§ INFORMATION SHOWN
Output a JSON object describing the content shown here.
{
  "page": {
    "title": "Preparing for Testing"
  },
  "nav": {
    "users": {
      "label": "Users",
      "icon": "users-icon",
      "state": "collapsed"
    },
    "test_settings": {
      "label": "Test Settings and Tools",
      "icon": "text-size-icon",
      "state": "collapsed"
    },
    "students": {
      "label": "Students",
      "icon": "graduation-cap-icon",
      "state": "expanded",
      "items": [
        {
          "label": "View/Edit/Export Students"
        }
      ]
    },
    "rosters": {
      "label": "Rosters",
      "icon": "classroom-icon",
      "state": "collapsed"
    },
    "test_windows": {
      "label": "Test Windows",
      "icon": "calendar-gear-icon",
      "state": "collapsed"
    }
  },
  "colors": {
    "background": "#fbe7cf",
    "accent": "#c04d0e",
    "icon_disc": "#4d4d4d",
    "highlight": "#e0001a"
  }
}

§ PROBLEM
Copy every single line of the material above that holds "label".

§ ANSWER FOR THIS EXERCISE
      "label": "Users",
      "label": "Test Settings and Tools",
      "label": "Students",
          "label": "View/Edit/Export Students"
      "label": "Rosters",
      "label": "Test Windows",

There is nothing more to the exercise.